<<<<

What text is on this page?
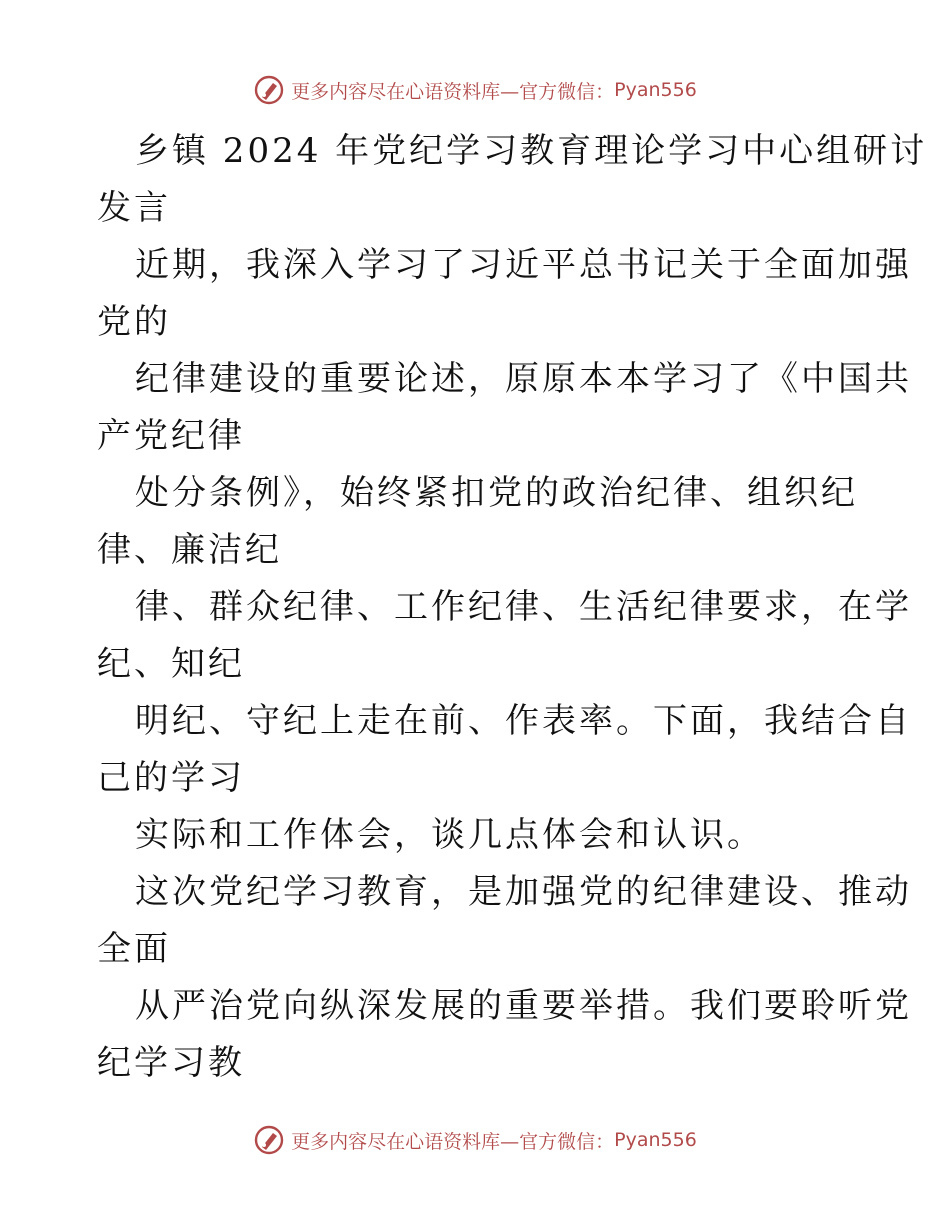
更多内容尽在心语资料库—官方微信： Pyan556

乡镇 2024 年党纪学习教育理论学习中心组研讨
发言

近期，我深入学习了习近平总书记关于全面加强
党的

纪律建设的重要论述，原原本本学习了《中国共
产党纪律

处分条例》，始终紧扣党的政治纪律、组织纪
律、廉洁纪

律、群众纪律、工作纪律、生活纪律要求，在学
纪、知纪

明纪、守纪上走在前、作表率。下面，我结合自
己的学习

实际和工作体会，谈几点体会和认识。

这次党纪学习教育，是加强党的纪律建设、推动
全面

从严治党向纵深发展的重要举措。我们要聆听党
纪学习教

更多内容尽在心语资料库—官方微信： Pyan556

>>>>

Return the material word for word. Pictures are not part of the copy.

• Solution to this task
What text is on this page?
更多内容尽在心语资料库—官方微信： Pyan556

乡镇 2024 年党纪学习教育理论学习中心组研讨
发言

近期，我深入学习了习近平总书记关于全面加强
党的

纪律建设的重要论述，原原本本学习了《中国共
产党纪律

处分条例》，始终紧扣党的政治纪律、组织纪
律、廉洁纪

律、群众纪律、工作纪律、生活纪律要求，在学
纪、知纪

明纪、守纪上走在前、作表率。下面，我结合自
己的学习

实际和工作体会，谈几点体会和认识。

这次党纪学习教育，是加强党的纪律建设、推动
全面

从严治党向纵深发展的重要举措。我们要聆听党
纪学习教

更多内容尽在心语资料库—官方微信： Pyan556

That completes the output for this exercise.